**GIVEN RECORDS**:

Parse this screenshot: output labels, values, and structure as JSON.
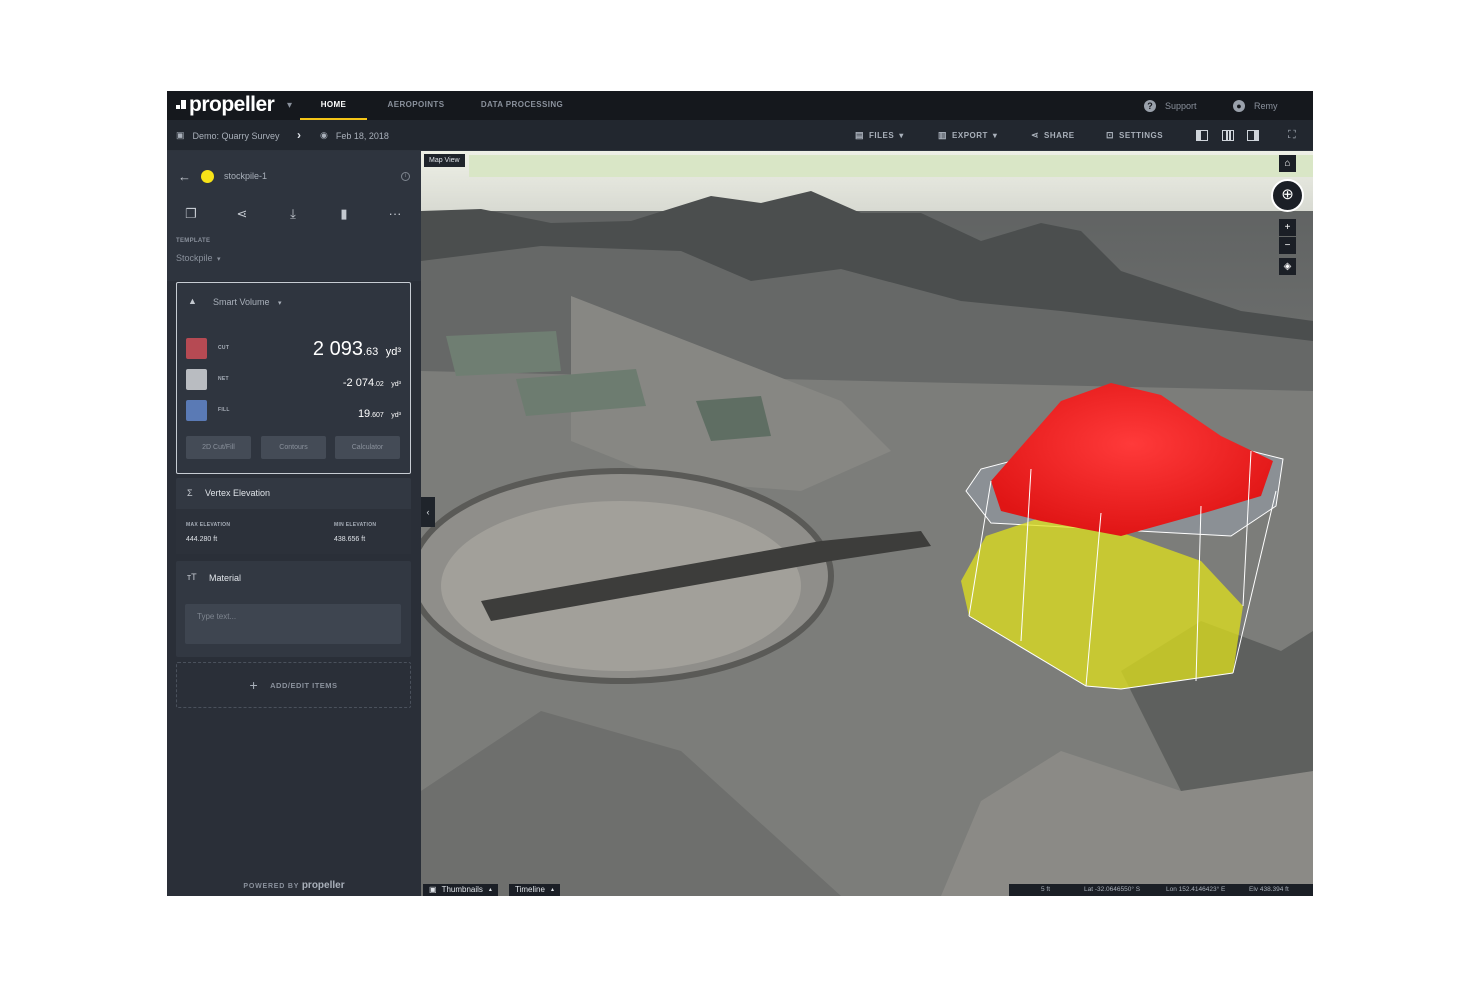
{
  "app": {
    "logo_text": "propeller",
    "nav_tabs": [
      {
        "label": "HOME",
        "active": true
      },
      {
        "label": "AEROPOINTS",
        "active": false
      },
      {
        "label": "DATA PROCESSING",
        "active": false
      }
    ],
    "support_label": "Support",
    "user_name": "Remy",
    "accent_color": "#f5c518"
  },
  "toolbar": {
    "project": "Demo: Quarry Survey",
    "survey_date": "Feb 18, 2018",
    "files_label": "FILES",
    "export_label": "EXPORT",
    "share_label": "SHARE",
    "settings_label": "SETTINGS"
  },
  "sidebar": {
    "item_name": "stockpile-1",
    "item_color": "#f7e318",
    "template_label": "TEMPLATE",
    "template_value": "Stockpile",
    "volume": {
      "title": "Smart Volume",
      "rows": [
        {
          "label": "CUT",
          "int": "2 093",
          "dec": ".63",
          "unit": "yd³",
          "color": "#b64a53"
        },
        {
          "label": "NET",
          "int": "-2 074",
          "dec": ".02",
          "unit": "yd³",
          "color": "#b9bcc1"
        },
        {
          "label": "FILL",
          "int": "19",
          "dec": ".607",
          "unit": "yd³",
          "color": "#5a7ab5"
        }
      ],
      "buttons": [
        "2D Cut/Fill",
        "Contours",
        "Calculator"
      ]
    },
    "vertex": {
      "title": "Vertex Elevation",
      "max_label": "MAX ELEVATION",
      "max_value": "444.280 ft",
      "min_label": "MIN ELEVATION",
      "min_value": "438.656 ft"
    },
    "material": {
      "title": "Material",
      "placeholder": "Type text..."
    },
    "add_items_label": "ADD/EDIT ITEMS",
    "powered_by": "POWERED BY",
    "powered_logo": "propeller"
  },
  "map": {
    "view_label": "Map View",
    "thumbnails_label": "Thumbnails",
    "timeline_label": "Timeline",
    "scale": "5 ft",
    "lat": "Lat  -32.0646550° S",
    "lon": "Lon  152.4146423° E",
    "elev": "Elv  438.394 ft",
    "cut_color": "#ff2a2a",
    "fill_color": "#e0e21c"
  }
}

**INSTRUCTION**: Of the lines in the material, how many hold the word "title"? Reply with the number only.

**OUTPUT OF THE EXERCISE**: 3